____ RECORDED DATA

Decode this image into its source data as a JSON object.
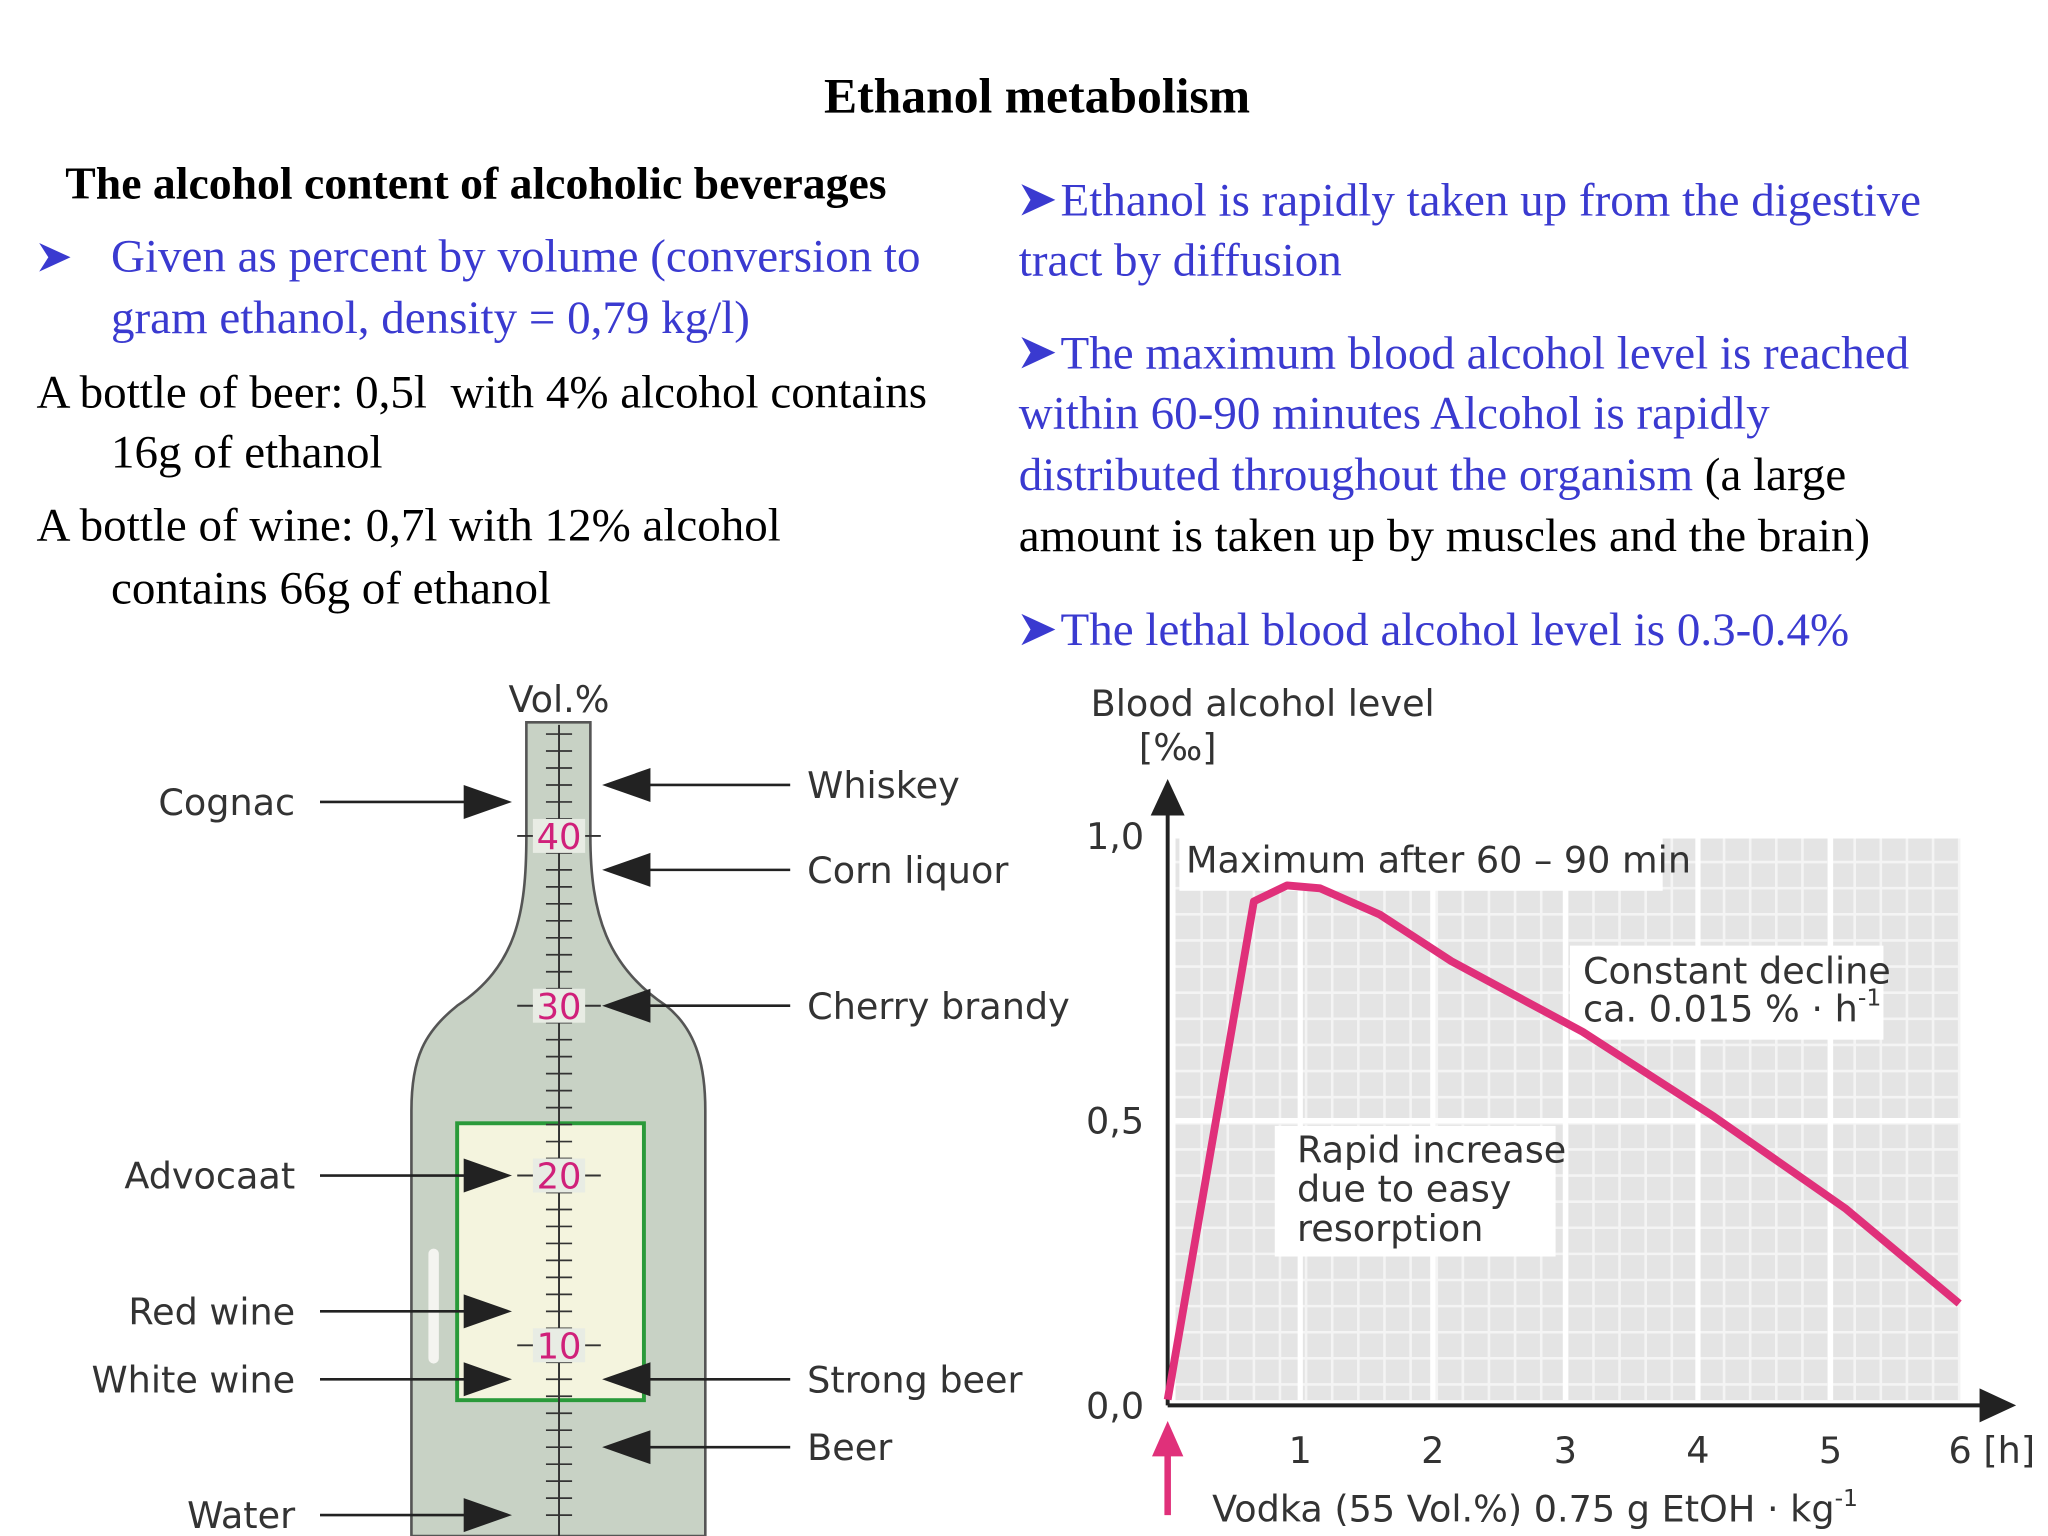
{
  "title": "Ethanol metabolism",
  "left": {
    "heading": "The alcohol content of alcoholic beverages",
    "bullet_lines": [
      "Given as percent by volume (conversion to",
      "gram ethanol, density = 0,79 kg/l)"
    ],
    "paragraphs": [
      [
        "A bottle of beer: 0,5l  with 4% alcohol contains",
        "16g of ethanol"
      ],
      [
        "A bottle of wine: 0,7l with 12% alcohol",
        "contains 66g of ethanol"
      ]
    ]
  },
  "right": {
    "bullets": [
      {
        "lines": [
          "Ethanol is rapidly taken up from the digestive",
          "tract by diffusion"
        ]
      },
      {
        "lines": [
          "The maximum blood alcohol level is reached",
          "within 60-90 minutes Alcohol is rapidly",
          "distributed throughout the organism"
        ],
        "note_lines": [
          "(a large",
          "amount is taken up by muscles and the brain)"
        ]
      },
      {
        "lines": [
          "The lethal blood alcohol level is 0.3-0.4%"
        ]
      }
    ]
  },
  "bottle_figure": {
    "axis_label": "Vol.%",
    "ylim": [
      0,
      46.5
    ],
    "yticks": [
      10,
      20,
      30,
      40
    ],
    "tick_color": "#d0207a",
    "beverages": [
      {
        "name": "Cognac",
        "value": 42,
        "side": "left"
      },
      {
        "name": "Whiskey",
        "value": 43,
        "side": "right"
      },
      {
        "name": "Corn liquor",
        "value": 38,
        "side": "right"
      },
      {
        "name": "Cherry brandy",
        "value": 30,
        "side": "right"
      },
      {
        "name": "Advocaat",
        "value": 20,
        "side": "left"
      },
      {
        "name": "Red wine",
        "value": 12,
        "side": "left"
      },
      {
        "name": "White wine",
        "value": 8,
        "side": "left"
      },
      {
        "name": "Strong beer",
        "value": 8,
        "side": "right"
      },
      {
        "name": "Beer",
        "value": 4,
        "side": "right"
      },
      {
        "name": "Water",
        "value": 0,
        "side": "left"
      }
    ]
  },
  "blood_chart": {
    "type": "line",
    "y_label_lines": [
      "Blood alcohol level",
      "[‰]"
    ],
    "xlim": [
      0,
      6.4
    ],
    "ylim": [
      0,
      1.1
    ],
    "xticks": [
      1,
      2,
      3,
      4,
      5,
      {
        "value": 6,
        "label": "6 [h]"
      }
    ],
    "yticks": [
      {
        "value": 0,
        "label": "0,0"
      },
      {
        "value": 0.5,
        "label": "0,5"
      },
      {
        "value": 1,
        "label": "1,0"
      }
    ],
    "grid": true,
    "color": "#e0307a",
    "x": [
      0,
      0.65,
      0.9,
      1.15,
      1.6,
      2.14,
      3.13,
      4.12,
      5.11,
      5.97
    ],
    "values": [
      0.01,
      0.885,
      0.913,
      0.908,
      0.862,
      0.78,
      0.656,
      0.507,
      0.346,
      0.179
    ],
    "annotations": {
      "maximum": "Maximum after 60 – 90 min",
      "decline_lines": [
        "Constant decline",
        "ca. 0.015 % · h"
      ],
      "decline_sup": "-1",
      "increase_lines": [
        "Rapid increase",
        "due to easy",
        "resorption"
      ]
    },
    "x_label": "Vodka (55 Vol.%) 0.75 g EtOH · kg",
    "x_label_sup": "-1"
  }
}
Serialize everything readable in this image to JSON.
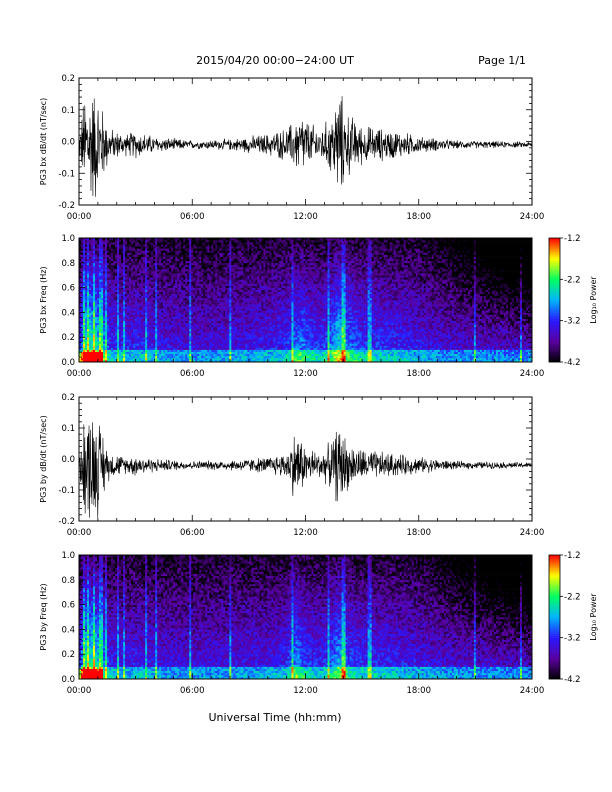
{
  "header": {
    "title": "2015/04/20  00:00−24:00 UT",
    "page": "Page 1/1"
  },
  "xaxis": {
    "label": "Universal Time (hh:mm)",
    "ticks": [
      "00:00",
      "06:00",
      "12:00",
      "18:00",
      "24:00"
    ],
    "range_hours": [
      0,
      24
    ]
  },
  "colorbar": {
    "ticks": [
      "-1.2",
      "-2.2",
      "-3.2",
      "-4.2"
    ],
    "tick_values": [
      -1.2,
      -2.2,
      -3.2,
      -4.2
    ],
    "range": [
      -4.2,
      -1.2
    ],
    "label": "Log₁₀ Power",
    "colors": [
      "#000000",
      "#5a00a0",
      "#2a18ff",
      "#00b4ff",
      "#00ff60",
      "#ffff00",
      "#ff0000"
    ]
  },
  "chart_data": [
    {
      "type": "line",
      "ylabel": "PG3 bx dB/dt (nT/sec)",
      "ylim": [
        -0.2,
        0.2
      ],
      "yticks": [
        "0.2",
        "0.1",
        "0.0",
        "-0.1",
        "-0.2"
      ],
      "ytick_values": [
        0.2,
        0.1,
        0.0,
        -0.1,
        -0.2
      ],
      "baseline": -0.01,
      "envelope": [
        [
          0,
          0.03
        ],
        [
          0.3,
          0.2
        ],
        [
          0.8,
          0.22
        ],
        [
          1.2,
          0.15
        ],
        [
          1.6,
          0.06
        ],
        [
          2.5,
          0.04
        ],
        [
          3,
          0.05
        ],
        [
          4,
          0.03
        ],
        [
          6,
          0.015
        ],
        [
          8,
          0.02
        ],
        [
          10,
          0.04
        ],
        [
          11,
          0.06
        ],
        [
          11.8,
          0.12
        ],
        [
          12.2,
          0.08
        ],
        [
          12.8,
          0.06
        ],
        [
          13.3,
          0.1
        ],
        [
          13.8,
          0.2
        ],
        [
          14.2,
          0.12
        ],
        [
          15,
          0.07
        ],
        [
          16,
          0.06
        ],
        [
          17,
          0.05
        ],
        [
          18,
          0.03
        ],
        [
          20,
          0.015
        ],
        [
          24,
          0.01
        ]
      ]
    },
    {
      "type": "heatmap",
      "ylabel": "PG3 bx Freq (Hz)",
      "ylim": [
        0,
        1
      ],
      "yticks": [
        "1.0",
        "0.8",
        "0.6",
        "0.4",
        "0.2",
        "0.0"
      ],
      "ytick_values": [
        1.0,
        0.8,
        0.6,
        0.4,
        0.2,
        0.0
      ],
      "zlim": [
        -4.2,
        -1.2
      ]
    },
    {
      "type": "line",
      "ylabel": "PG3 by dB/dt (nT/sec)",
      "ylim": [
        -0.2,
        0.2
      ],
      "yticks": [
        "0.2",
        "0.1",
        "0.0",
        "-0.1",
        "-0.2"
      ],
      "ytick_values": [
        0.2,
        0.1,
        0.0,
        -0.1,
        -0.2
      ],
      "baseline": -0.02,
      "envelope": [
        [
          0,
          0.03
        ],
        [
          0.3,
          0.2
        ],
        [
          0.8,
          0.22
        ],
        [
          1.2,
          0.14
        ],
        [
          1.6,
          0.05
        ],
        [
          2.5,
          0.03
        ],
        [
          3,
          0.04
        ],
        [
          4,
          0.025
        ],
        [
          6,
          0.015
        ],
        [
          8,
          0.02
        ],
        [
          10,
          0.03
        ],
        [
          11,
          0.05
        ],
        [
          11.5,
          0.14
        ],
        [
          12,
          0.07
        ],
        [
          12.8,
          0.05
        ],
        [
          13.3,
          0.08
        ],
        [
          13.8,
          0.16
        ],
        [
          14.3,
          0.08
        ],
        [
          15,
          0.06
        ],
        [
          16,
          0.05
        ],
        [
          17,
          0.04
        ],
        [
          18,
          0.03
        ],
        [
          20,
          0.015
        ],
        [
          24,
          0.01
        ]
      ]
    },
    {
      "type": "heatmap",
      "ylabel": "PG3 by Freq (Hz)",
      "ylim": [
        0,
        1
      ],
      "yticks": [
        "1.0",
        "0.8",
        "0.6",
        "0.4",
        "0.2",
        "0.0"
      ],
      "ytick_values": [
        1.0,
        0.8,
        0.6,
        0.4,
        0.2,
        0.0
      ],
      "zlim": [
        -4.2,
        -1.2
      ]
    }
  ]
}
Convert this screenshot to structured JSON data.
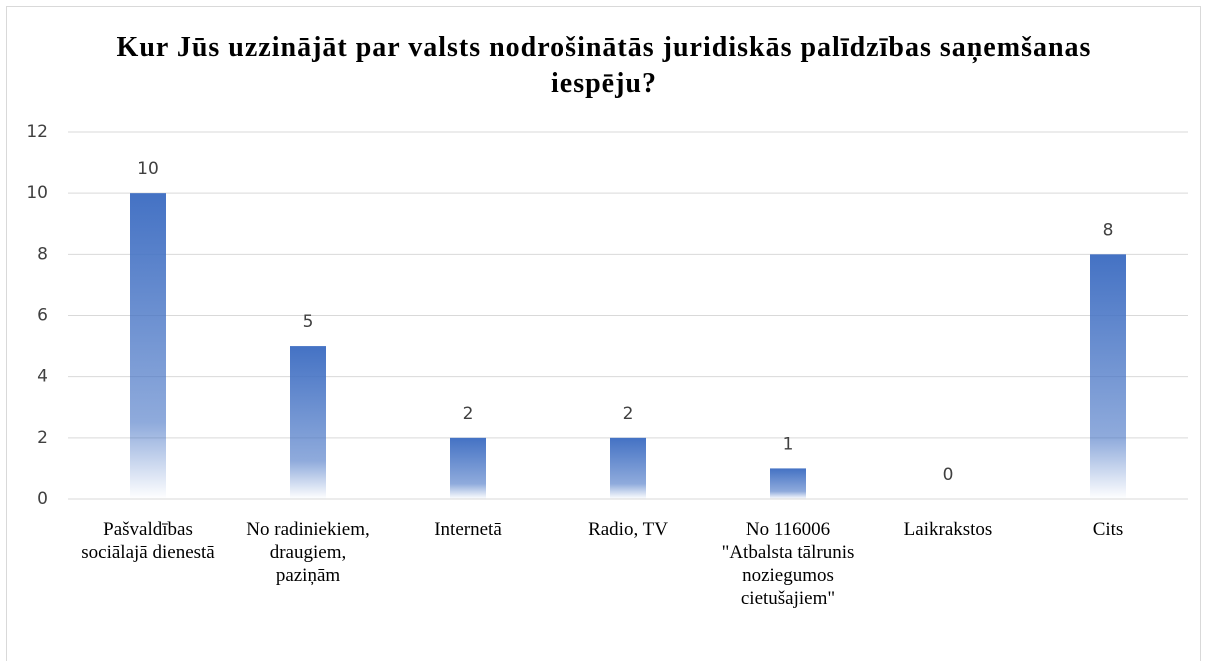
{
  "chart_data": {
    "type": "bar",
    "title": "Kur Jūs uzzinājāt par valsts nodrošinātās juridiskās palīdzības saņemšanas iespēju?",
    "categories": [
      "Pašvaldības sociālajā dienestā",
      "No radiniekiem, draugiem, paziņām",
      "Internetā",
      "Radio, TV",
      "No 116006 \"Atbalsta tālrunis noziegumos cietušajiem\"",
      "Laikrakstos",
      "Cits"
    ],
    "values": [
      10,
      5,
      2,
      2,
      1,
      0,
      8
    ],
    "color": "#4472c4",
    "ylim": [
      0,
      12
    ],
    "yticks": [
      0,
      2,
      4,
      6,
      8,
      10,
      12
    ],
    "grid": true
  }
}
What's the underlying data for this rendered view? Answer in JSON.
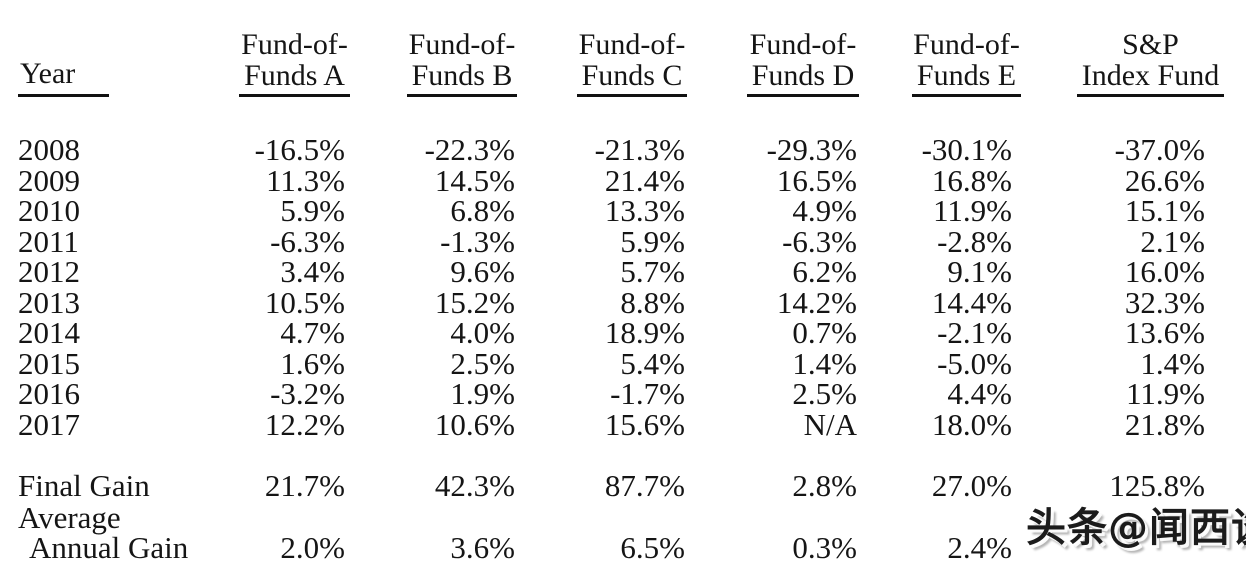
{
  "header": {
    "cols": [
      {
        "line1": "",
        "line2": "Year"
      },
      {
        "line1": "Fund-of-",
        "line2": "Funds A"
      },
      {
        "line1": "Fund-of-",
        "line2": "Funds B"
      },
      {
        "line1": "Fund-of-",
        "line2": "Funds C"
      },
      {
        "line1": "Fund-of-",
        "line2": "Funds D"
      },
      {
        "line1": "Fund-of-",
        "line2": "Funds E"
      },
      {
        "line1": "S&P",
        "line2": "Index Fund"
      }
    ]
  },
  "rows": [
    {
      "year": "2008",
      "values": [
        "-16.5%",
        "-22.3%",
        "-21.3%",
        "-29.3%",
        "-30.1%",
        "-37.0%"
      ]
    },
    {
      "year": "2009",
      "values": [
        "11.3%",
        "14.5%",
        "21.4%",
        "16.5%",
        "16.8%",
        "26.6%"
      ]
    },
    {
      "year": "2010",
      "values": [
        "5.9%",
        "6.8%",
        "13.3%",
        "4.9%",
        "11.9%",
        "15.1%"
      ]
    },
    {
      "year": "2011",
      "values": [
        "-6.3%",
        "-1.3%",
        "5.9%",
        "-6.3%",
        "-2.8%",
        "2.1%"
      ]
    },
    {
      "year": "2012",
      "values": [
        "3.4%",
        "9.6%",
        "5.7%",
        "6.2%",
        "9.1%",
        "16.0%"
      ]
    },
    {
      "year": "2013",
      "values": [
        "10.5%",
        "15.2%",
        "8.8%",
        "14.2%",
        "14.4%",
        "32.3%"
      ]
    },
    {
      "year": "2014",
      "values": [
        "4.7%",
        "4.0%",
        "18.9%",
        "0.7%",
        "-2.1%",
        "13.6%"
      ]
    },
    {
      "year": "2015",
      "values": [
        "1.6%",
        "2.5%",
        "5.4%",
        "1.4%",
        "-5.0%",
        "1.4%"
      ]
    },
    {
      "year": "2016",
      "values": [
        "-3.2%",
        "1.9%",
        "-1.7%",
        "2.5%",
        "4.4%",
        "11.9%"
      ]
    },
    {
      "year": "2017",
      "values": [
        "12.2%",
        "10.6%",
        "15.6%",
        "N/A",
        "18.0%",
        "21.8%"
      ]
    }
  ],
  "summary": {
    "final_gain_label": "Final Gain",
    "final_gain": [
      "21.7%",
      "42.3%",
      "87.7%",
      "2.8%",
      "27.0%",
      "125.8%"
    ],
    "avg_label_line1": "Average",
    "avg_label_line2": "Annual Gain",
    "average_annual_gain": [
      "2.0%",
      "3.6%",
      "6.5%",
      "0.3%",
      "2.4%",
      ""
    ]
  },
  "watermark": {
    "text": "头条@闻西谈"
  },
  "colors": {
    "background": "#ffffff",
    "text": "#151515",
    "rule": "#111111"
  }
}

________

WHAT THIS TASK INVOLVES
Gather all lines from the listing above in which "Freq" occurs.

RESPONSE TO THIS TASK
      "ylabel": "PG3 bx Freq (Hz)",
      "ylabel": "PG3 by Freq (Hz)",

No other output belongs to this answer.